* start RECORDS SHOWN *

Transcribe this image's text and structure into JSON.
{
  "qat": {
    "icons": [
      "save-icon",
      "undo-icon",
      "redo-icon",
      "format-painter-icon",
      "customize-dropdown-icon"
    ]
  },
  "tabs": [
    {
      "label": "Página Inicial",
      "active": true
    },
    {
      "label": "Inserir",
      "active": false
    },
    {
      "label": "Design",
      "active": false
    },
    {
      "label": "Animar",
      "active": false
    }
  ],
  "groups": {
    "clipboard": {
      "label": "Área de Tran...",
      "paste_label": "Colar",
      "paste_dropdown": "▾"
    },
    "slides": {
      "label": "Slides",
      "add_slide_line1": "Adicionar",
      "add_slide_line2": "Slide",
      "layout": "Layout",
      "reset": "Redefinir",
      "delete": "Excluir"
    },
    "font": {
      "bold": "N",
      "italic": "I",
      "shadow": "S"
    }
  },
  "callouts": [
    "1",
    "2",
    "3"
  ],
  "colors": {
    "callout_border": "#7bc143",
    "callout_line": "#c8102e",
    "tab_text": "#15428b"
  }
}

* end RECORDS SHOWN *
* start RECORDS SHOWN *

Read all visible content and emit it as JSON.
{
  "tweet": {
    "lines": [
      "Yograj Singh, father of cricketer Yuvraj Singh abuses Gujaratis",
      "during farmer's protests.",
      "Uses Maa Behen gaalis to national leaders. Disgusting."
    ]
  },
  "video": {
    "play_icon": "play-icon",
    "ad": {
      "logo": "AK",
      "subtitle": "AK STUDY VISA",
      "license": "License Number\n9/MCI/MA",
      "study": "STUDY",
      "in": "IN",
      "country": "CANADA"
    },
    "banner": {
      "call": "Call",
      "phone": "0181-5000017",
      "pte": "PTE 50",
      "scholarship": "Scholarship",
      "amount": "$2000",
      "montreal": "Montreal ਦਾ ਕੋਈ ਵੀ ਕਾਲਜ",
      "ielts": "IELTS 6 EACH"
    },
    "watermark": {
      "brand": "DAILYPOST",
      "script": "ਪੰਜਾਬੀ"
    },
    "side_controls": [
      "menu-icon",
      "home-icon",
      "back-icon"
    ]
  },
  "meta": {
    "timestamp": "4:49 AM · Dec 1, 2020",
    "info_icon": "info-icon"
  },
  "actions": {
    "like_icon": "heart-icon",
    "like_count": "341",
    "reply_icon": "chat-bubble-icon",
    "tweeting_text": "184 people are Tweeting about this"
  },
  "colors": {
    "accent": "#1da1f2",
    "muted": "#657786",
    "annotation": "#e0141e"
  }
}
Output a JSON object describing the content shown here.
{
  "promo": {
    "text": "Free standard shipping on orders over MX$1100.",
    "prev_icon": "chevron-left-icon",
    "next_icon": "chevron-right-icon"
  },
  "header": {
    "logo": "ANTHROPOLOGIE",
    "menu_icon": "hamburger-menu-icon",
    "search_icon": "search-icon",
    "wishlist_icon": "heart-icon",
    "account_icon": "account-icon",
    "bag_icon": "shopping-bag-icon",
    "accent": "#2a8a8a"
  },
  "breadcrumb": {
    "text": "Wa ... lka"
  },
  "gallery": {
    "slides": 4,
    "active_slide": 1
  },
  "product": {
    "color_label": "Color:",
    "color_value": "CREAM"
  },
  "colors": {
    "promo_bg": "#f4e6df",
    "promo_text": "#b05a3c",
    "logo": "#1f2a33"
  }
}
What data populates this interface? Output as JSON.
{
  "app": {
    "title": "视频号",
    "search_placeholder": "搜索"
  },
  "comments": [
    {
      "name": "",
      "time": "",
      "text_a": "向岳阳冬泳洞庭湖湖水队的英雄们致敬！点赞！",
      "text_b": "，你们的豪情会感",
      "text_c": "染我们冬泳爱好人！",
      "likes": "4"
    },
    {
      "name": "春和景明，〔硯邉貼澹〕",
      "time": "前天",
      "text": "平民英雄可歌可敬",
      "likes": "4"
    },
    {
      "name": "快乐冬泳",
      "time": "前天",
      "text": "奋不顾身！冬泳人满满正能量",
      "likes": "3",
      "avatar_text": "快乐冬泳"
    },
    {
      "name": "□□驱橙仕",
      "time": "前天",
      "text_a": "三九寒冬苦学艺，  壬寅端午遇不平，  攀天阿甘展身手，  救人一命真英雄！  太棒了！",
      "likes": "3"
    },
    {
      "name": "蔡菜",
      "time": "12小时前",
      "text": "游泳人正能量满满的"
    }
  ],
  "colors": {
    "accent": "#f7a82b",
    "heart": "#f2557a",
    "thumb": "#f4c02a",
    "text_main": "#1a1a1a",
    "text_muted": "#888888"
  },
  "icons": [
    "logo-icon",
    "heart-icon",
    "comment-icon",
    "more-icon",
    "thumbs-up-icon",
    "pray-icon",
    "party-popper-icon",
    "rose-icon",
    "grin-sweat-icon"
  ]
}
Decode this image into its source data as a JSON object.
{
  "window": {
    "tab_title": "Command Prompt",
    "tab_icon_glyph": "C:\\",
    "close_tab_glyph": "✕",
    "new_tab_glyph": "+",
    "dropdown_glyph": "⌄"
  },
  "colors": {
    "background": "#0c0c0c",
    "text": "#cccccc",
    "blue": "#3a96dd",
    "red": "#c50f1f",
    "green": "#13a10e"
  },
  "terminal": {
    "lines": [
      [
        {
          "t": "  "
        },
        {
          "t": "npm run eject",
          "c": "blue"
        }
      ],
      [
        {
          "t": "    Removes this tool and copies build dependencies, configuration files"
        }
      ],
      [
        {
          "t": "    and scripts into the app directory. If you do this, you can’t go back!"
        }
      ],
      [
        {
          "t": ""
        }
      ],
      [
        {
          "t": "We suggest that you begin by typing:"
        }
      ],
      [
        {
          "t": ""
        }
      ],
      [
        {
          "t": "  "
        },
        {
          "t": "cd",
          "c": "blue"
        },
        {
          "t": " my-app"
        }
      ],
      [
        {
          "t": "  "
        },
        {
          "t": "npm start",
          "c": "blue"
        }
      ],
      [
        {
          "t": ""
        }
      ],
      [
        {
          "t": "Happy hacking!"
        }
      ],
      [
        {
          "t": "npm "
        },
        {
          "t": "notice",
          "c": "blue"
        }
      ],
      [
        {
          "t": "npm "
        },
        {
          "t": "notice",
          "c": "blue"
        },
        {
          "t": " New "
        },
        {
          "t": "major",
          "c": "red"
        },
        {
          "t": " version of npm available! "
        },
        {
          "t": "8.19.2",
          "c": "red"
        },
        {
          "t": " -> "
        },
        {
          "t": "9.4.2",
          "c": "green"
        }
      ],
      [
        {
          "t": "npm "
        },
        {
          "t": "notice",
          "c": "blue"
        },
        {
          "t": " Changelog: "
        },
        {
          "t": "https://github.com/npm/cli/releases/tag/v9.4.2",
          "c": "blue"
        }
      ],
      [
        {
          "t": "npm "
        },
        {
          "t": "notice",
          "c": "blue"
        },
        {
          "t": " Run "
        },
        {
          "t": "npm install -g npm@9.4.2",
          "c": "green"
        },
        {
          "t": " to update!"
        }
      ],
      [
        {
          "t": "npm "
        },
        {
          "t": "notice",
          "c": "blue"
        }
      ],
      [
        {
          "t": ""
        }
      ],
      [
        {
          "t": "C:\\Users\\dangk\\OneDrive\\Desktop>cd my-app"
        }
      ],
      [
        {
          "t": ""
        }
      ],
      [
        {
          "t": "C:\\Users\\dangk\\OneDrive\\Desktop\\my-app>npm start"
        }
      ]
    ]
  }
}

* end RECORDS SHOWN *

**TASK BRIEF**:
Of the lines in the material, how many contain the word "Users"? Reply with the number and nothing else.

**RESPONSE TO THIS EXERCISE**:
2